
    ACME interactions are based on exchanging JSON documents over HTTPS connections. A draft specification is available on GitHub, and a version has been submitted to the Internet Engineering Task Force (IETF) as a proposal for an Internet standard.

    Software implementation

    The certificate authority consists of a piece of software called Boulder, written in Go, that implements the server side of the ACME protocol. It is published as free software with source code under the terms of version 2 of the Mozilla Public License (MPL). It provides a RESTful API that can be accessed over a TLS-encrypted channel.

    An Apache-licensed Python certificate management program called certbot (formerly letsencrypt) gets installed on the client side (the web server of an enrollee). This is used to order the certificate, to conduct the domain validation process, to install the certificate, to configure the HTTPS encryption in the HTTP server, and later to regularly renew the certificate. After installation and agreeing to the user license, executing a single command is enough to get a valid certificate installed. Additional options like OCSP stapling or HTTP Strict Transport Security (HSTS) can also be enabled. Automatic setup initially only works with Apache and nginx.

    Let's Encrypt issues certificates valid for 90 days. Their reason is that these certificates "limit damage from key compromise and mis-issuance" and encourage automation. The official certbot client and most of the third-party clients allow automation of the certificate renewal.

    Several third-party client implementations in several languages were created by the community.

    History and schedule

    The Let's Encrypt project was started in 2012 by two Mozilla employees, Josh Aas and Eric Rescorla, together with Peter Eckersley at the Electronic Frontier Foundation and J. Alex Halderman at the University of Michigan. Internet Security Research Group, the company behind Let's Encrypt, was incorporated in May 2013.

    Let's Encrypt was announced publicly on November 18, 2014.

    On January 28, 2015, the ACME protocol was officially submitted to the IETF for standardisation. On April 9, 2015, the ISRG and the Linux Foundation declared their collaboration. The root and intermediate certificates were generated in the beginning of June. On June 16, 2015, the final launch schedule for the service was announced, with the first certificate expected to be issued sometime in the week of July 27, 2015, followed by a limited issuance period to test security and scalability. General availability of the service was originally planned to begin sometime in the week of September 14, 2015. On August 7, 2015, the launch schedule was amended to provide more time for ensuring system security and stability, with the first certificate to be issued in the week of September 7, 2015 followed by general availability in the week of November 16, 2015. The cross-signature from IdenTrust is planned to be available when Let's Encrypt opens for the public.
.....
■ **Required action 1**: In the Let's Encrypt text, how many days are the issued certificates valid?
■ **Required action 2**: Pick up the Let's Encrypt text after its final sentence and continue it in the same technical style.
The entries come from a separate source unrelated to the Let's Encrypt text.

■ **Stored data**:
.....
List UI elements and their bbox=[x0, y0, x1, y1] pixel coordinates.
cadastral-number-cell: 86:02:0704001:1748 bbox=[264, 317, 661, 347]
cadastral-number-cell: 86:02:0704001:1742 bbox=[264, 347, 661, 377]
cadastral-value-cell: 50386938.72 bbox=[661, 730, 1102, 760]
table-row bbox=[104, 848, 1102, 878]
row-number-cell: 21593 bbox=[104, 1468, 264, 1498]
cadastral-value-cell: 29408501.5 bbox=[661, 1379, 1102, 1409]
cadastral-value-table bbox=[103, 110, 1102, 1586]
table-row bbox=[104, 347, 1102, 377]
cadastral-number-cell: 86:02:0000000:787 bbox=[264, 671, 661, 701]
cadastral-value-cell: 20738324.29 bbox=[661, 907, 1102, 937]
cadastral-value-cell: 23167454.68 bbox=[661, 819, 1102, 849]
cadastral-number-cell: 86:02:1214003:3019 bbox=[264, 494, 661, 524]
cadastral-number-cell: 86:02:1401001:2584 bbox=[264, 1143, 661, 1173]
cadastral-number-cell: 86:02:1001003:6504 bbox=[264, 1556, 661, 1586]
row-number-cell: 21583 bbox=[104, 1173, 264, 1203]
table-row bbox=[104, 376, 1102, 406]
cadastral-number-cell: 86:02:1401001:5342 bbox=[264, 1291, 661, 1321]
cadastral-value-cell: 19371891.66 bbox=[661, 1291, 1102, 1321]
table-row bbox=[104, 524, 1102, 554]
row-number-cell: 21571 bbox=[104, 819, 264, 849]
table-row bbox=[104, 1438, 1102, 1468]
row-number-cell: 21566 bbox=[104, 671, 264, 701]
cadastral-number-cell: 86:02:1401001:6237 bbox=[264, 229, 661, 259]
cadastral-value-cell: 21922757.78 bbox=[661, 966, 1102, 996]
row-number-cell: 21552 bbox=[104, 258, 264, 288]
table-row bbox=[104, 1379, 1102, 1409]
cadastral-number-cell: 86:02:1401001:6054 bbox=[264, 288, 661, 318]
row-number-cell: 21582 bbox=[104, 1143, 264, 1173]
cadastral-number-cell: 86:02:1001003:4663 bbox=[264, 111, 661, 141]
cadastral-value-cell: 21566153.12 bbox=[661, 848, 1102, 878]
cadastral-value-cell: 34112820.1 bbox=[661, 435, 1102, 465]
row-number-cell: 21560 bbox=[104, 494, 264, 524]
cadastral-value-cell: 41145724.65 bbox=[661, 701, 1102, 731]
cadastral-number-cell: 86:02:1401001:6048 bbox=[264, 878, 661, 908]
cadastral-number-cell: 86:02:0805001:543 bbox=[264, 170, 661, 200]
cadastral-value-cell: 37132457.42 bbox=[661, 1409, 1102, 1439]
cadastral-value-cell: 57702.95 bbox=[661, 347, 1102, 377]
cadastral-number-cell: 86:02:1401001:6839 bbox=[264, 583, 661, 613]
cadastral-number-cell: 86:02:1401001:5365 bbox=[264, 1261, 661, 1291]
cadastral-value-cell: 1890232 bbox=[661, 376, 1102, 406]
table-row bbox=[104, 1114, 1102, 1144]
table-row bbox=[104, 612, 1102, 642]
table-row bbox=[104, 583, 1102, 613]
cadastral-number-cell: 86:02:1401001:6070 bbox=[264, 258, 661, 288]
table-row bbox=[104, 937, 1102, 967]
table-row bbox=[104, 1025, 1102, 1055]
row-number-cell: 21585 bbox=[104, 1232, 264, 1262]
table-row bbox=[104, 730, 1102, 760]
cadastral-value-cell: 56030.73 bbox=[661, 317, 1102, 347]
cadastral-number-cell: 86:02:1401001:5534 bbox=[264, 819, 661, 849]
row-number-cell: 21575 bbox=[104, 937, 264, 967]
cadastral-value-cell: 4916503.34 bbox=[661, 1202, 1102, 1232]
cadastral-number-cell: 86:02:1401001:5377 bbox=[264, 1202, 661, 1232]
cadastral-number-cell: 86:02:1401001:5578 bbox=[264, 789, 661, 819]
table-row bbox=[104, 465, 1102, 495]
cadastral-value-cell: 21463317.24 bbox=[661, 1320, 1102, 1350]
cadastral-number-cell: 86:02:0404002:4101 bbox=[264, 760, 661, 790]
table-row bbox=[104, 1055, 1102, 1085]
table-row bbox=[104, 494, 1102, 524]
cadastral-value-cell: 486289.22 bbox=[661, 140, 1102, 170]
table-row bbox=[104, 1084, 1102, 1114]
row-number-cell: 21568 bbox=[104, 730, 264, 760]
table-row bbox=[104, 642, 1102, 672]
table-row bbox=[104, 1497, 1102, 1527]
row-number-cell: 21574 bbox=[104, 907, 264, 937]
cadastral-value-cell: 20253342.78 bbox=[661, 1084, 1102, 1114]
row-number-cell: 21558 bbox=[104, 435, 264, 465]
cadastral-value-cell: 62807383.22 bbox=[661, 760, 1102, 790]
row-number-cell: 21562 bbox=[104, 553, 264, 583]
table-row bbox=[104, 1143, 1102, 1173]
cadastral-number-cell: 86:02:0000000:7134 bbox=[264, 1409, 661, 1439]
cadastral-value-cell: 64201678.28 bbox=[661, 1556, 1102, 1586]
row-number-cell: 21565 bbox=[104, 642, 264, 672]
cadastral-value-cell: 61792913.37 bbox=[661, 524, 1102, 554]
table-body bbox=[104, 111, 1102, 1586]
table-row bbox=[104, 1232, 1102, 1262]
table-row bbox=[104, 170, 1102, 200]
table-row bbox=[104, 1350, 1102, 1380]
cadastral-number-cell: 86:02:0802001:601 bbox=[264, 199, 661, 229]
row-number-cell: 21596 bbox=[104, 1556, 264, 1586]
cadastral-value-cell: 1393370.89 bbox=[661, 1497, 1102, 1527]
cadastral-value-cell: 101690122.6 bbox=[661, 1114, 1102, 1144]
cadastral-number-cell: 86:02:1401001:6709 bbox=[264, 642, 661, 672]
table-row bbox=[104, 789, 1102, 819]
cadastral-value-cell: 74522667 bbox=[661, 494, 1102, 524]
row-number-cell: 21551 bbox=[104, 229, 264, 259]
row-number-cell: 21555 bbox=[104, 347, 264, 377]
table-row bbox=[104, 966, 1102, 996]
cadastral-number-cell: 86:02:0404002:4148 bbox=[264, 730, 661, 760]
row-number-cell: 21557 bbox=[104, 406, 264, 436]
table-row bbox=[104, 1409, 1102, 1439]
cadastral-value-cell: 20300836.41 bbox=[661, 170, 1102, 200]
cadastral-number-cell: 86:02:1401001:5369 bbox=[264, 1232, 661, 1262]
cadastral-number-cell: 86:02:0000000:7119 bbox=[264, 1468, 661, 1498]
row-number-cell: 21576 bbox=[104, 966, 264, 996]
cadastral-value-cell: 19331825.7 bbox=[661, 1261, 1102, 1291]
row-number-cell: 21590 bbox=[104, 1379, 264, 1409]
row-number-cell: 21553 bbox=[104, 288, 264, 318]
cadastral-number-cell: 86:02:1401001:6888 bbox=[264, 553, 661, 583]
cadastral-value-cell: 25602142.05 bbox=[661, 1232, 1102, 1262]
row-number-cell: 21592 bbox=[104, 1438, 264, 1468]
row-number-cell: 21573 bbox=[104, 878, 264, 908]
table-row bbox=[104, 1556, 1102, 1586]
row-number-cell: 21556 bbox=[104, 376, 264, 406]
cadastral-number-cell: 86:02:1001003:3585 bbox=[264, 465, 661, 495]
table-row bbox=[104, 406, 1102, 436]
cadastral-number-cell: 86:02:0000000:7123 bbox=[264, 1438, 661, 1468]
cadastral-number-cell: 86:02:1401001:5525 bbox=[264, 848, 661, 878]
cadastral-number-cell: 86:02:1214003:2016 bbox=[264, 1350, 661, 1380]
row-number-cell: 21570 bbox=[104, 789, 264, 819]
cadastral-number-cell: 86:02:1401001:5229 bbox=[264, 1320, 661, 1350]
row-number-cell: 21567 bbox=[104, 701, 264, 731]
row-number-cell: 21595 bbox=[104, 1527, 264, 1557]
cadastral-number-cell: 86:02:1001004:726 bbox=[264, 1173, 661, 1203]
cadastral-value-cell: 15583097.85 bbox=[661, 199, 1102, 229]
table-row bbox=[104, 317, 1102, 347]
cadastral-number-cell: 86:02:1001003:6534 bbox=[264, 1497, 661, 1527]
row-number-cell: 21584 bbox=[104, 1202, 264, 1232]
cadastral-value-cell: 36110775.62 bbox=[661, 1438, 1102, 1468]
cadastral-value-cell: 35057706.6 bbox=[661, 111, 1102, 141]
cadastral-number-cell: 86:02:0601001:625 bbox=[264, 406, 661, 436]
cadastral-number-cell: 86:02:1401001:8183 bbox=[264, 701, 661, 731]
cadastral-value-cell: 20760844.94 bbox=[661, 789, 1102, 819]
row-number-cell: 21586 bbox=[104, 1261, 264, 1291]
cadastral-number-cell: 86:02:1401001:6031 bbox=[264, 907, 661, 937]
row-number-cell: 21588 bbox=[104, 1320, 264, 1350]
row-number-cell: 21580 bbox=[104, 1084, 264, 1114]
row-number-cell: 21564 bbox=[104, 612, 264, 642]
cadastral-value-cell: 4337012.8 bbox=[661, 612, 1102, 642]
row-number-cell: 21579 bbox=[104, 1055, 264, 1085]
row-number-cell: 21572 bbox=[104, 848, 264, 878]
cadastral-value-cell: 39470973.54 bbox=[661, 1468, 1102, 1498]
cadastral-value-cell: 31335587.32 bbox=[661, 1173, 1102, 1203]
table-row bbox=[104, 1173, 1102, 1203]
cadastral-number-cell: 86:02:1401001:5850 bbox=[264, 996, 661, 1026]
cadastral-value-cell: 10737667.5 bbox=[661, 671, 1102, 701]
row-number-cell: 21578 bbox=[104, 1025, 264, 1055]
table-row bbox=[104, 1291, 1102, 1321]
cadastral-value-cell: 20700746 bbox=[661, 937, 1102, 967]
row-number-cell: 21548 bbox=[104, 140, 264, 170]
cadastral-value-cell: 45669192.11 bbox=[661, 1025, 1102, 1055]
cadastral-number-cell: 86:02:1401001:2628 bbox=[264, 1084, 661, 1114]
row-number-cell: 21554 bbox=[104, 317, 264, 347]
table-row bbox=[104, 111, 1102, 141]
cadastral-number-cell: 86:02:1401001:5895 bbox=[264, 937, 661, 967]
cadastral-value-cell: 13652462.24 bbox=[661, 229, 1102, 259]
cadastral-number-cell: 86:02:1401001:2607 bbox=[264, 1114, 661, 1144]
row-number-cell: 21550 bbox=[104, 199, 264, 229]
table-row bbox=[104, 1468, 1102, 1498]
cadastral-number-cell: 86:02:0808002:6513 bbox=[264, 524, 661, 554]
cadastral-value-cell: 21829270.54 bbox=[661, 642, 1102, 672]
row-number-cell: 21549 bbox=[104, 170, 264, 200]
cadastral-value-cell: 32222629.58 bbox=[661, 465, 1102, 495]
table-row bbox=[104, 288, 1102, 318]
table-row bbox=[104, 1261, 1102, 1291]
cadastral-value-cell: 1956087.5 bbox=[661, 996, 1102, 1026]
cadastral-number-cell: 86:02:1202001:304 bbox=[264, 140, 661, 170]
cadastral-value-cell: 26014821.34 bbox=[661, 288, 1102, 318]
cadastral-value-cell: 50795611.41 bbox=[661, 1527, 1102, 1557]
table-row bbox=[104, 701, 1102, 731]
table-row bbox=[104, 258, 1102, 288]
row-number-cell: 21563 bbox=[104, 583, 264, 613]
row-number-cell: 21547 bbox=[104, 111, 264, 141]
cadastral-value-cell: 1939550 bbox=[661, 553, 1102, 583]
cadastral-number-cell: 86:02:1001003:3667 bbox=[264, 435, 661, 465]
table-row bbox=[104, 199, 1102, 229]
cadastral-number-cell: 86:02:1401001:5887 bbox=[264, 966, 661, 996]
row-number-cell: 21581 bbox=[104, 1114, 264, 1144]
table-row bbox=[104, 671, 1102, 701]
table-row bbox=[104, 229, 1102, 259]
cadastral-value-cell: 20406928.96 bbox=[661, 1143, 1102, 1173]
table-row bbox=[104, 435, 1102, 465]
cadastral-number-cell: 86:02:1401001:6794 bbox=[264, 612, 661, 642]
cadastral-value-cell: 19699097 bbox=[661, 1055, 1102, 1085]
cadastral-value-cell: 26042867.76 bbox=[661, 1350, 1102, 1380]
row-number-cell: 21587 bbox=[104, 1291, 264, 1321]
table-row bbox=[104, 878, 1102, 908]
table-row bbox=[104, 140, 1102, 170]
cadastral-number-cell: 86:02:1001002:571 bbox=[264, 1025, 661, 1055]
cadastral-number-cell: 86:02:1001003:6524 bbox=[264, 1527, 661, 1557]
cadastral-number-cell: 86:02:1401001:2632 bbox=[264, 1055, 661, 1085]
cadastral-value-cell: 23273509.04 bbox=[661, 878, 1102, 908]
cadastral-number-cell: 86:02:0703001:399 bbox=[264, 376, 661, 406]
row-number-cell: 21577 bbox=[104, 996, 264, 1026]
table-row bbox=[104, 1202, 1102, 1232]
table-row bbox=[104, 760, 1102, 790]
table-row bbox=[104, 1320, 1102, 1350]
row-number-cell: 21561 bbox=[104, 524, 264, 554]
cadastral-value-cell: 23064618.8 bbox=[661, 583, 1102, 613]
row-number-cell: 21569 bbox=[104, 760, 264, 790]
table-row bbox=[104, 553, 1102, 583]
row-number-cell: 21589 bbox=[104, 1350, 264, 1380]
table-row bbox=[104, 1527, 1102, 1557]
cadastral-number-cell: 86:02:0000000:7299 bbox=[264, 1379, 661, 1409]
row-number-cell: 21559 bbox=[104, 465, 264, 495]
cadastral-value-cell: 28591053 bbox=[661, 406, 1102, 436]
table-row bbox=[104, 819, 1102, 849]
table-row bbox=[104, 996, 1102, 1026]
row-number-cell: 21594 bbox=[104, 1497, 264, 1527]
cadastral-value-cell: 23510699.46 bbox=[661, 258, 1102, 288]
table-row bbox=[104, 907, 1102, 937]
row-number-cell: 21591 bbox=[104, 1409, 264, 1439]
.....
■ **Result 1**: 90 days.

■ **Result 2**:
    On September 14, 2015, Let's Encrypt issued its first certificate, which was for the domain helloworld.letsencrypt.org. On the same day, ISRG submitted its root program applications to Mozilla, Microsoft, Google and Apple.

    On October 19, 2015, the intermediate certificates became cross-signed by IdenTrust, causing all certificates issued by Let's Encrypt to be trusted by all major browsers.

    On November 12, 2015, Let's Encrypt announced that general availability would be pushed back and that the first public beta will commence on December 3, 2015.

    On December 3, 2015, Let's Encrypt announced commencement of the public beta.

    On March 8, 2016, Let's Encrypt issued its millionth certificate after seven months of existence.

    On April 12, 2016, Let's Encrypt left Beta.

    On April 21, 2016, 44 days after issuing its millionth certificate, Let's Encrypt issued its 2 millionth certificate. By June 3, 2016, Let's Encrypt issued over 4 million certificates. As of June 22, 2016, Let's Encrypt has issued over 5 million certificates, of which 3.8 million are unexpired and unrevoked. Their active certificates cover more than 7 million unique domains, in part due to support by large hosting companies.

    On September 9, 2016, they had issued over 10 million certificates, by November 27, 2016 they had issued over 20 million, and by December 2016, 24 million.